- **GIVEN EXERCISE**: Extract exactly and only the lines of the data below, starting at the line with "What text is on this page?" and stopping after the final line.

'''

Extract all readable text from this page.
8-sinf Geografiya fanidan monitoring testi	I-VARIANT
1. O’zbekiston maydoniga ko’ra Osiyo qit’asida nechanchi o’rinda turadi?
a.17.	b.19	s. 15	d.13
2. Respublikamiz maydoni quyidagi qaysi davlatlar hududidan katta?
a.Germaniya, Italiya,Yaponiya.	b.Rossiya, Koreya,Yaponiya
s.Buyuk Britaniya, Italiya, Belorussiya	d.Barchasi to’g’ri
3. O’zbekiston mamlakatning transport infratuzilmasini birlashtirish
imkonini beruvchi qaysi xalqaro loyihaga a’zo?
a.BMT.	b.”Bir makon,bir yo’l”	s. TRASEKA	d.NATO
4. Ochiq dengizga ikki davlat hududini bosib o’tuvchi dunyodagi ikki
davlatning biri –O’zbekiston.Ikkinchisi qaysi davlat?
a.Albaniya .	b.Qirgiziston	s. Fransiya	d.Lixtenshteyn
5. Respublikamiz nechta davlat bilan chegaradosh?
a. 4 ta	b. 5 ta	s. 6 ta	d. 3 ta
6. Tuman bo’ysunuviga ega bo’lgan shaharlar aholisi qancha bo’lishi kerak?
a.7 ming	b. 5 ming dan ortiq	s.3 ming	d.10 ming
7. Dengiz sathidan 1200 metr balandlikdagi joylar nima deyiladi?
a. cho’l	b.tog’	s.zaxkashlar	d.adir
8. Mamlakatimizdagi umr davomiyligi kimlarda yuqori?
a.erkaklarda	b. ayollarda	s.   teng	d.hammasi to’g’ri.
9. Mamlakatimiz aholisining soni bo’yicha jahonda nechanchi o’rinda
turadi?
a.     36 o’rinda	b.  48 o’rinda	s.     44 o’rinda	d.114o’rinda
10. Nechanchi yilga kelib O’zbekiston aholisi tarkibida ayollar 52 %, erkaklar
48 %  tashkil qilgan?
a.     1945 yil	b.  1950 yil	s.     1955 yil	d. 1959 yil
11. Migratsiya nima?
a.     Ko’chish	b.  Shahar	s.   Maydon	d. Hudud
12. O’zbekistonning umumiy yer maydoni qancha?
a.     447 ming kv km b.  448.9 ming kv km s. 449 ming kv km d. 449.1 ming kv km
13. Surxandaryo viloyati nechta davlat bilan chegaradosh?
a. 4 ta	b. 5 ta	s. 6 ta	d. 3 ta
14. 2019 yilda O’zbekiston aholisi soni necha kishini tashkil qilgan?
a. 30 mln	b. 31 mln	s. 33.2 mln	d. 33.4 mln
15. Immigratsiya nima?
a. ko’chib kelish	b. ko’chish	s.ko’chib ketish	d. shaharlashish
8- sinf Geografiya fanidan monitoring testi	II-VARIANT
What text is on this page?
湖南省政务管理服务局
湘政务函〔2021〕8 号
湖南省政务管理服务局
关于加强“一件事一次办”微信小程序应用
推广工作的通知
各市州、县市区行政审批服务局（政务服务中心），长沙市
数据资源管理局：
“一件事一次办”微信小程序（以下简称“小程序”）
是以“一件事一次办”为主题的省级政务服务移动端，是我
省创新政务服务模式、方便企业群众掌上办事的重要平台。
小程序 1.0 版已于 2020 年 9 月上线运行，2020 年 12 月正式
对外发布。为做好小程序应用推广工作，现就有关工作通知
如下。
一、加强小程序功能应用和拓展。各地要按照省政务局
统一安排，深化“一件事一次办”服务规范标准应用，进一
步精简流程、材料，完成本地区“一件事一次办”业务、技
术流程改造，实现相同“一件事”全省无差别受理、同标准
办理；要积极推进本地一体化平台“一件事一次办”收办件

'''

- **FINAL RESULT**:
What text is on this page?
湖南省政务管理服务局
湘政务函〔2021〕8 号
湖南省政务管理服务局
关于加强“一件事一次办”微信小程序应用
推广工作的通知
各市州、县市区行政审批服务局（政务服务中心），长沙市
数据资源管理局：
“一件事一次办”微信小程序（以下简称“小程序”）
是以“一件事一次办”为主题的省级政务服务移动端，是我
省创新政务服务模式、方便企业群众掌上办事的重要平台。
小程序 1.0 版已于 2020 年 9 月上线运行，2020 年 12 月正式
对外发布。为做好小程序应用推广工作，现就有关工作通知
如下。
一、加强小程序功能应用和拓展。各地要按照省政务局
统一安排，深化“一件事一次办”服务规范标准应用，进一
步精简流程、材料，完成本地区“一件事一次办”业务、技
术流程改造，实现相同“一件事”全省无差别受理、同标准
办理；要积极推进本地一体化平台“一件事一次办”收办件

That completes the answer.